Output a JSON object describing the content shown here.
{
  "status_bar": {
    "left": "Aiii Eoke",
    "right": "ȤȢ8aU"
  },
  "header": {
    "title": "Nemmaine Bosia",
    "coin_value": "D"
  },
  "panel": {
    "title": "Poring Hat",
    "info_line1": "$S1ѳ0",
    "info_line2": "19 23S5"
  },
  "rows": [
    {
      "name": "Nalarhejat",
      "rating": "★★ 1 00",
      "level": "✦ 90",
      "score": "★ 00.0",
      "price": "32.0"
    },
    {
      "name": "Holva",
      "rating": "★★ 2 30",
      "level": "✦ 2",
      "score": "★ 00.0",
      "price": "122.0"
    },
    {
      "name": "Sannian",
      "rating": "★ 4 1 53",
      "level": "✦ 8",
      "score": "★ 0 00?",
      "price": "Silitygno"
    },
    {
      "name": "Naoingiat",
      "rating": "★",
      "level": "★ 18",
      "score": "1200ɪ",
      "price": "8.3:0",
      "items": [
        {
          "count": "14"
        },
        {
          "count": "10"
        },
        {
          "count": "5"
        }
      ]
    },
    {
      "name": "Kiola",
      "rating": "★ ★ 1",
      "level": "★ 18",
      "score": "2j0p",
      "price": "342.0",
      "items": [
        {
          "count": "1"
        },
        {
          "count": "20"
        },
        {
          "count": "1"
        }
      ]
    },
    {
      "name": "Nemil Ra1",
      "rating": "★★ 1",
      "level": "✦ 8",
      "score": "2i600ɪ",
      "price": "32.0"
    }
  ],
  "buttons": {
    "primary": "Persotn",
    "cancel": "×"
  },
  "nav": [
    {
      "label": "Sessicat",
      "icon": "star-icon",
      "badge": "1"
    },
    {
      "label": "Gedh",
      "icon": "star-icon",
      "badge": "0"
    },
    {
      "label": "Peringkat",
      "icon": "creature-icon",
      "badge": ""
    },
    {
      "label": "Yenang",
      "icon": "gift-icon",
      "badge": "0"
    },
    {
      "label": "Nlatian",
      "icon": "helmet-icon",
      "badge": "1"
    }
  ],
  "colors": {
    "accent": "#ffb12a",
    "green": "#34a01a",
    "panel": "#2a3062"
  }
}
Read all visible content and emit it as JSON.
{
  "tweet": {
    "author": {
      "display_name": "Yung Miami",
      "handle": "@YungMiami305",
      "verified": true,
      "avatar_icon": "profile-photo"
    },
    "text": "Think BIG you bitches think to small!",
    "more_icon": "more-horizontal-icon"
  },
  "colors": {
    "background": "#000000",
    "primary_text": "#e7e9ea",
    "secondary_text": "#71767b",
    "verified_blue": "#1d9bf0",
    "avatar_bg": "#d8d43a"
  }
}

########

## WRITTEN EXERCISE
Take the entries and copy them out exactly.

## EXERCISE OUTPUT
Output a JSON object describing the content shown here.
{
  "status_bar": {
    "left": "Aiii Eoke",
    "right": "ȤȢ8aU"
  },
  "header": {
    "title": "Nemmaine Bosia",
    "coin_value": "D"
  },
  "panel": {
    "title": "Poring Hat",
    "info_line1": "$S1ѳ0",
    "info_line2": "19 23S5"
  },
  "rows": [
    {
      "name": "Nalarhejat",
      "rating": "★★ 1 00",
      "level": "✦ 90",
      "score": "★ 00.0",
      "price": "32.0"
    },
    {
      "name": "Holva",
      "rating": "★★ 2 30",
      "level": "✦ 2",
      "score": "★ 00.0",
      "price": "122.0"
    },
    {
      "name": "Sannian",
      "rating": "★ 4 1 53",
      "level": "✦ 8",
      "score": "★ 0 00?",
      "price": "Silitygno"
    },
    {
      "name": "Naoingiat",
      "rating": "★",
      "level": "★ 18",
      "score": "1200ɪ",
      "price": "8.3:0",
      "items": [
        {
          "count": "14"
        },
        {
          "count": "10"
        },
        {
          "count": "5"
        }
      ]
    },
    {
      "name": "Kiola",
      "rating": "★ ★ 1",
      "level": "★ 18",
      "score": "2j0p",
      "price": "342.0",
      "items": [
        {
          "count": "1"
        },
        {
          "count": "20"
        },
        {
          "count": "1"
        }
      ]
    },
    {
      "name": "Nemil Ra1",
      "rating": "★★ 1",
      "level": "✦ 8",
      "score": "2i600ɪ",
      "price": "32.0"
    }
  ],
  "buttons": {
    "primary": "Persotn",
    "cancel": "×"
  },
  "nav": [
    {
      "label": "Sessicat",
      "icon": "star-icon",
      "badge": "1"
    },
    {
      "label": "Gedh",
      "icon": "star-icon",
      "badge": "0"
    },
    {
      "label": "Peringkat",
      "icon": "creature-icon",
      "badge": ""
    },
    {
      "label": "Yenang",
      "icon": "gift-icon",
      "badge": "0"
    },
    {
      "label": "Nlatian",
      "icon": "helmet-icon",
      "badge": "1"
    }
  ],
  "colors": {
    "accent": "#ffb12a",
    "green": "#34a01a",
    "panel": "#2a3062"
  }
}
Read all visible content and emit it as JSON.
{
  "tweet": {
    "author": {
      "display_name": "Yung Miami",
      "handle": "@YungMiami305",
      "verified": true,
      "avatar_icon": "profile-photo"
    },
    "text": "Think BIG you bitches think to small!",
    "more_icon": "more-horizontal-icon"
  },
  "colors": {
    "background": "#000000",
    "primary_text": "#e7e9ea",
    "secondary_text": "#71767b",
    "verified_blue": "#1d9bf0",
    "avatar_bg": "#d8d43a"
  }
}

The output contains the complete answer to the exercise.